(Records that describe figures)
○ ○ ○

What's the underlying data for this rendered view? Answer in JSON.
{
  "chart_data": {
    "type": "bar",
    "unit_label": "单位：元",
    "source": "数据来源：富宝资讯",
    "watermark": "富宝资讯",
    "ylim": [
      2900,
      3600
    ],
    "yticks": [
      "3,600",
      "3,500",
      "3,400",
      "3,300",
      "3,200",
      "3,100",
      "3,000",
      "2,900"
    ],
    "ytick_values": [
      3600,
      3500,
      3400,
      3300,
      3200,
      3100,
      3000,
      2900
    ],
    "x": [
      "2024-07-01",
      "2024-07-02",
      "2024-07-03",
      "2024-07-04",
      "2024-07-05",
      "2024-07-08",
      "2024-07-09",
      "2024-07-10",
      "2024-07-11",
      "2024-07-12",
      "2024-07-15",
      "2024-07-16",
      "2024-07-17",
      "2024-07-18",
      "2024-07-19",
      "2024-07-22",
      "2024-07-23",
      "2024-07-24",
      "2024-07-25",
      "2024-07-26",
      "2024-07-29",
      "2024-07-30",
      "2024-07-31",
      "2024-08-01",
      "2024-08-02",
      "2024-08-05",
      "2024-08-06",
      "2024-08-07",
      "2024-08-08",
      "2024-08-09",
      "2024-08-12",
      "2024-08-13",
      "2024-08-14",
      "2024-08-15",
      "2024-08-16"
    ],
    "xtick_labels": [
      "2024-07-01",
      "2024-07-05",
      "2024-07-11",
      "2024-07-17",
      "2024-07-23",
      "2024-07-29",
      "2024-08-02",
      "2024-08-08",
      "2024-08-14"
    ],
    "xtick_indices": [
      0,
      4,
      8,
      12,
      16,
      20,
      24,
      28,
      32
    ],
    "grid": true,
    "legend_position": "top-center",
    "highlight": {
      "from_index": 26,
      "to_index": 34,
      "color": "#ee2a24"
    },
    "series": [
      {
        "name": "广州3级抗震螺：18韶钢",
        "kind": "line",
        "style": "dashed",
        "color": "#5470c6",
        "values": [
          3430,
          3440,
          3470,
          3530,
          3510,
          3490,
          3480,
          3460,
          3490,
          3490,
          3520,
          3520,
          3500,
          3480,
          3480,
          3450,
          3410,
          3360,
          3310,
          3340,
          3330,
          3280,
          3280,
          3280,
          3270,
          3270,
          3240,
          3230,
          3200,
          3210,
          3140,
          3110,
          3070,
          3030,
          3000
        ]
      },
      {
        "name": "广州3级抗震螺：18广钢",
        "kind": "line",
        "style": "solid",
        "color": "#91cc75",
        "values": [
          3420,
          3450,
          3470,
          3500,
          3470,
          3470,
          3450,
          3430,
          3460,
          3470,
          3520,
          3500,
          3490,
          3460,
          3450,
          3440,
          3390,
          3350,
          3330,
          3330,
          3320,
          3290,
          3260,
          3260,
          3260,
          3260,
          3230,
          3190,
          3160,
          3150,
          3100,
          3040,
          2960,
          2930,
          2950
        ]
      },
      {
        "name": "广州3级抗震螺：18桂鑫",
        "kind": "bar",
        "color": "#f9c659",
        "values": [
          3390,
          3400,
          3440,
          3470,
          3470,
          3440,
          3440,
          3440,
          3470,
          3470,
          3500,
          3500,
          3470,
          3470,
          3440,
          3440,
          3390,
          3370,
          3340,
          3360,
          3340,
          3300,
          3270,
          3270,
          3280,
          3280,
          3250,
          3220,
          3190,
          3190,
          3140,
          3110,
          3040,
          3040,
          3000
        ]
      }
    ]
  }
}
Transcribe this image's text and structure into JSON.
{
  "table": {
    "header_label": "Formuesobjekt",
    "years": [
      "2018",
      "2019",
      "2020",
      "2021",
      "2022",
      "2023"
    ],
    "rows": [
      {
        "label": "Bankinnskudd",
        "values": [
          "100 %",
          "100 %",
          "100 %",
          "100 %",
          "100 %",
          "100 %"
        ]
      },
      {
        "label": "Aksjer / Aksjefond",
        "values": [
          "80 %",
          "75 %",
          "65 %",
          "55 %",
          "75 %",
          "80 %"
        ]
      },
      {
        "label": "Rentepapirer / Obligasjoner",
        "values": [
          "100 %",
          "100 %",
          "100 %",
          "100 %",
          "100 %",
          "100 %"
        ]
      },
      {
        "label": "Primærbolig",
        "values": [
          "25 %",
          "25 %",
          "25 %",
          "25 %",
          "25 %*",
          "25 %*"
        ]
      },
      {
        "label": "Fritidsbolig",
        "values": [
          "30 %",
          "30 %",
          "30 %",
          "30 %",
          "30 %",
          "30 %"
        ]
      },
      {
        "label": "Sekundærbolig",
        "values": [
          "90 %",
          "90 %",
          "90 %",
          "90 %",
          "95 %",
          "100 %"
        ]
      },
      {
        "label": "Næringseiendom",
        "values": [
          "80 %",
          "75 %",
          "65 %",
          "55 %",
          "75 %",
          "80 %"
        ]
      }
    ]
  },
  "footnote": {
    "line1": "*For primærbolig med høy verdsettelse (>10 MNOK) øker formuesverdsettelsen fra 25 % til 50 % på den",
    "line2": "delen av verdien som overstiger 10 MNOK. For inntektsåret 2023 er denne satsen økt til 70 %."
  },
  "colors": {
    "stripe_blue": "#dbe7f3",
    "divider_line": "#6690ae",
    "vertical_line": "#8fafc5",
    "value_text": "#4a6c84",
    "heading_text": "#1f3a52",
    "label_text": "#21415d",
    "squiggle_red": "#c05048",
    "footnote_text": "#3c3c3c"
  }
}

○ ○ ○

(What you will do):
Gather all lines where the word "this" appears.

(Solution):
What's the underlying data for this rendered view? Answer in JSON.
Transcribe this image's text and structure into JSON.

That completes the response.